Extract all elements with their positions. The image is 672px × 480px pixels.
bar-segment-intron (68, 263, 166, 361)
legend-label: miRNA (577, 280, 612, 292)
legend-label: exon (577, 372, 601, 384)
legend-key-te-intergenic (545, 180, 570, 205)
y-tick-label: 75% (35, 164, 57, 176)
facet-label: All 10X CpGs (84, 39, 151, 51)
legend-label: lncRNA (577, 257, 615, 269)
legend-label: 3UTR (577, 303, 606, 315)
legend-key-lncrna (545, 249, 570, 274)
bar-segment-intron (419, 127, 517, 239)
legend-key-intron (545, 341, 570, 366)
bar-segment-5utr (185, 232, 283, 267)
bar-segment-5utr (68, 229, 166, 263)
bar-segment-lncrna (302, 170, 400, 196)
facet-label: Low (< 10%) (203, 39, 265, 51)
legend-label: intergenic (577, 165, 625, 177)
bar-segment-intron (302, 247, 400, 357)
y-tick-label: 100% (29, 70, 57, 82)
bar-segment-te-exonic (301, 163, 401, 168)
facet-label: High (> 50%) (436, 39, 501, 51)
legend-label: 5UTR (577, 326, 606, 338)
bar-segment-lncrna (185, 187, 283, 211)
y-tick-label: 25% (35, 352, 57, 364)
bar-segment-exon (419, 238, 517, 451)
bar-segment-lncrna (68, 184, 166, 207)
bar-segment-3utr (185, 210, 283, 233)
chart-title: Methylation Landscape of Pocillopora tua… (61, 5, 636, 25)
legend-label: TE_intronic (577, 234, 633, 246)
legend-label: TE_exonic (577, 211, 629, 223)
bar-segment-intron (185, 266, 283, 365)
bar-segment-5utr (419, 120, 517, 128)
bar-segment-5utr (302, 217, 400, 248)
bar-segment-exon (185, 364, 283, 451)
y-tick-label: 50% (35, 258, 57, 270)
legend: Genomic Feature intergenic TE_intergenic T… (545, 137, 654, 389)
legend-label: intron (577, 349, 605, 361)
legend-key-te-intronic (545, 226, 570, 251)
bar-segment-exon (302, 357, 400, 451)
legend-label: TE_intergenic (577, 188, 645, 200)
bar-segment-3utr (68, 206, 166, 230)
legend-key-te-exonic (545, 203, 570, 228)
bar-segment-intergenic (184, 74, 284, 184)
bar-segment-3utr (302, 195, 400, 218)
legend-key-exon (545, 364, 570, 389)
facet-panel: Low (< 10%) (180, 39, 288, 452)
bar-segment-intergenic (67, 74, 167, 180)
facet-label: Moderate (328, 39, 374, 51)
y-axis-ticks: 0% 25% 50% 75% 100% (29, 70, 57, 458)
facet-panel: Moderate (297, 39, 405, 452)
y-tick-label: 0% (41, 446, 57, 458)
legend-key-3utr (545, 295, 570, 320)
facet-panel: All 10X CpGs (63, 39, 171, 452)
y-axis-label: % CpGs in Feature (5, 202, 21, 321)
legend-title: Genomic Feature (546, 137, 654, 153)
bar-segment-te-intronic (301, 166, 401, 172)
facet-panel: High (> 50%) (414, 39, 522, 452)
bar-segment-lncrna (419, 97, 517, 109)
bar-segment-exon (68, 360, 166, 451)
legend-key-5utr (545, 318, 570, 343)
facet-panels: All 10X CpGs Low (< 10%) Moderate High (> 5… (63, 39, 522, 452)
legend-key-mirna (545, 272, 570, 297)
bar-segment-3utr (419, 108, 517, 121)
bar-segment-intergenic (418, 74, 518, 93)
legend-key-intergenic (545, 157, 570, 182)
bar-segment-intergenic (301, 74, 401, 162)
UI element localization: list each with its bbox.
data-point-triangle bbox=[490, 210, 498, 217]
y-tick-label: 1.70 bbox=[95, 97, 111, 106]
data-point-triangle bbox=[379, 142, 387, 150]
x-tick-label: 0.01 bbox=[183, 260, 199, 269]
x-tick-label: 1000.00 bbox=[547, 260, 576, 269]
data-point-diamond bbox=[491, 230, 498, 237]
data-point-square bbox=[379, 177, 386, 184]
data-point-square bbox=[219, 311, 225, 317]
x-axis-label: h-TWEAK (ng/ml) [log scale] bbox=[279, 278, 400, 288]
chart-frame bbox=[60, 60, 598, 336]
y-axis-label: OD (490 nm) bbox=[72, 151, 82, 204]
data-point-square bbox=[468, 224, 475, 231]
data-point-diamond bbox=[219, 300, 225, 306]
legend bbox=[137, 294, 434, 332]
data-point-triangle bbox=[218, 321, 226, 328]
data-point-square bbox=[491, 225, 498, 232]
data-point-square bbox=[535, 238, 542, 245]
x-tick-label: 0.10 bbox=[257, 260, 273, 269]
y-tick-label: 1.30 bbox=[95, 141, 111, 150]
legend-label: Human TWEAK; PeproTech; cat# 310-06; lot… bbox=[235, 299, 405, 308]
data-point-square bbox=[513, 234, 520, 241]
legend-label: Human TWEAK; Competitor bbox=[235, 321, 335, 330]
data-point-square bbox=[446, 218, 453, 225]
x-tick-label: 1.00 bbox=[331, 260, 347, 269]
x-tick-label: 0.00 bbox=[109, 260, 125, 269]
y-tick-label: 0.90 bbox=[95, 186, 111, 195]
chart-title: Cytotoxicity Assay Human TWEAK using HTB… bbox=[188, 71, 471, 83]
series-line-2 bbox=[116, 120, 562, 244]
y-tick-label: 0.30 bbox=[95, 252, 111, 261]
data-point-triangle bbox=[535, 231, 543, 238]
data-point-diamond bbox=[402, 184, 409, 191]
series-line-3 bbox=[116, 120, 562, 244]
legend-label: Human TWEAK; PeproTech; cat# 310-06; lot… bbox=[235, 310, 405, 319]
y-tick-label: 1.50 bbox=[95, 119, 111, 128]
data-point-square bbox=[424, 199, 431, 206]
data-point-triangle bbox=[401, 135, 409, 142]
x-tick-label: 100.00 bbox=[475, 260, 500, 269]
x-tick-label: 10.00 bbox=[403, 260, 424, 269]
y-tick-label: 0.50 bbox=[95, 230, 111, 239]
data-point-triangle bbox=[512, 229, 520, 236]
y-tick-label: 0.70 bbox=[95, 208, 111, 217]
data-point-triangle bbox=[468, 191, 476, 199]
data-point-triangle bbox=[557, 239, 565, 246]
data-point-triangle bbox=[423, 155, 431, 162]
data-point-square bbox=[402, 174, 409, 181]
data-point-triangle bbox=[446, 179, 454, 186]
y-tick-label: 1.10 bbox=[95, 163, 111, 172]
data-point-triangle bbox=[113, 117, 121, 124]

+ + + +

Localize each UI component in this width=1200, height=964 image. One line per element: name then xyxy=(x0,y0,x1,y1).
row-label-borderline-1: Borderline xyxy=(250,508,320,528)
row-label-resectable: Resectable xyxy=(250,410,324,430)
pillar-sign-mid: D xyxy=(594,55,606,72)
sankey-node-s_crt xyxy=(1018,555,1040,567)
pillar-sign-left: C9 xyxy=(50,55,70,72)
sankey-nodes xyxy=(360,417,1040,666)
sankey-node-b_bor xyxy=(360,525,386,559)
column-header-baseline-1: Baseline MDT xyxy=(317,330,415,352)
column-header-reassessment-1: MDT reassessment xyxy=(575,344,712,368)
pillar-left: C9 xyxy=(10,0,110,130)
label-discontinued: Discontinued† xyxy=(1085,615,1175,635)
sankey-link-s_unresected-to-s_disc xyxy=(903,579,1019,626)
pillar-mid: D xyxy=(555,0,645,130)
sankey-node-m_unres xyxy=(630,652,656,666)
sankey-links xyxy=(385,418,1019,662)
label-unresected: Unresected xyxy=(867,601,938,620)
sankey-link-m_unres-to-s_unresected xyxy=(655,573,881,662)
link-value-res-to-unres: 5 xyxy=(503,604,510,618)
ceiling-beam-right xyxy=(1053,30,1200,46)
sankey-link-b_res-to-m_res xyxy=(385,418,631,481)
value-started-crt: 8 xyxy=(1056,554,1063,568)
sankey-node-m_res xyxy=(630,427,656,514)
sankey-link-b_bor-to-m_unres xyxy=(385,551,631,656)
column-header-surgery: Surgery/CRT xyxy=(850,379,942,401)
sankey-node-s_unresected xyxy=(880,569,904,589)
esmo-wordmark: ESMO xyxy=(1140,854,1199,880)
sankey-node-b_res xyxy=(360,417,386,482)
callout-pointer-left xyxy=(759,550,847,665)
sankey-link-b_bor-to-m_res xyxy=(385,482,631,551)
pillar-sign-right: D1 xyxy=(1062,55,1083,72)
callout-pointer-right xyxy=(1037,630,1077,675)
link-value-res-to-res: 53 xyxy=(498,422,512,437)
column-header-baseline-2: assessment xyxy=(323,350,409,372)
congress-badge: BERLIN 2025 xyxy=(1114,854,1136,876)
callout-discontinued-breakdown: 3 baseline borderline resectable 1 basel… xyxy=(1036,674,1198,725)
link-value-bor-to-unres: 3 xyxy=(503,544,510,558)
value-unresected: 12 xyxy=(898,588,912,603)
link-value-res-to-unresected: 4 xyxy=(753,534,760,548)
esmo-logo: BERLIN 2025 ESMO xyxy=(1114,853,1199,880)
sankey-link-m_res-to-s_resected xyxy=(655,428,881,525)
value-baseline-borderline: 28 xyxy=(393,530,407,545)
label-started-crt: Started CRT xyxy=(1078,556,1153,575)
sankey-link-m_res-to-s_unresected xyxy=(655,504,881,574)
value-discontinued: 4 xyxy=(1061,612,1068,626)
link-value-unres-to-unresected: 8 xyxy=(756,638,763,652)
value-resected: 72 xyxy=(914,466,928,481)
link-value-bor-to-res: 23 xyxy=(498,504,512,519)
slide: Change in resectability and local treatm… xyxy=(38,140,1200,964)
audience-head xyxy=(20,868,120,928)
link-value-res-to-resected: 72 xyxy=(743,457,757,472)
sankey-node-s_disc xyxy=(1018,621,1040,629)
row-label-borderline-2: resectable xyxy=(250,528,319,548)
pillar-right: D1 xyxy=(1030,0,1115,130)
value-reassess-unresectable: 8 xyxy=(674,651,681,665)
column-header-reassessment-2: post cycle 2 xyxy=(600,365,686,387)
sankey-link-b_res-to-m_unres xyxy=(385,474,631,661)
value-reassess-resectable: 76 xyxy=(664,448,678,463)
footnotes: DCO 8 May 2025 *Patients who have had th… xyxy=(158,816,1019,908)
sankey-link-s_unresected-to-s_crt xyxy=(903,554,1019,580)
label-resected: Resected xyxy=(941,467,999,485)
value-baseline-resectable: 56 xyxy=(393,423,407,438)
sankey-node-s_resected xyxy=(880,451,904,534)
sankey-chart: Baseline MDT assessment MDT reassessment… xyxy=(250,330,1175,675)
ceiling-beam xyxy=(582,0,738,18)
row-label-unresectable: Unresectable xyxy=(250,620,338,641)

+ + + +

Wherever the word "Human" appears in the listing above, copy that line.

legend-label: Human TWEAK; PeproTech; cat# 310-06; lot… bbox=[235, 299, 405, 308]
legend-label: Human TWEAK; Competitor bbox=[235, 321, 335, 330]
chart-title: Cytotoxicity Assay Human TWEAK using HTB… bbox=[188, 71, 471, 83]
legend-label: Human TWEAK; PeproTech; cat# 310-06; lot… bbox=[235, 310, 405, 319]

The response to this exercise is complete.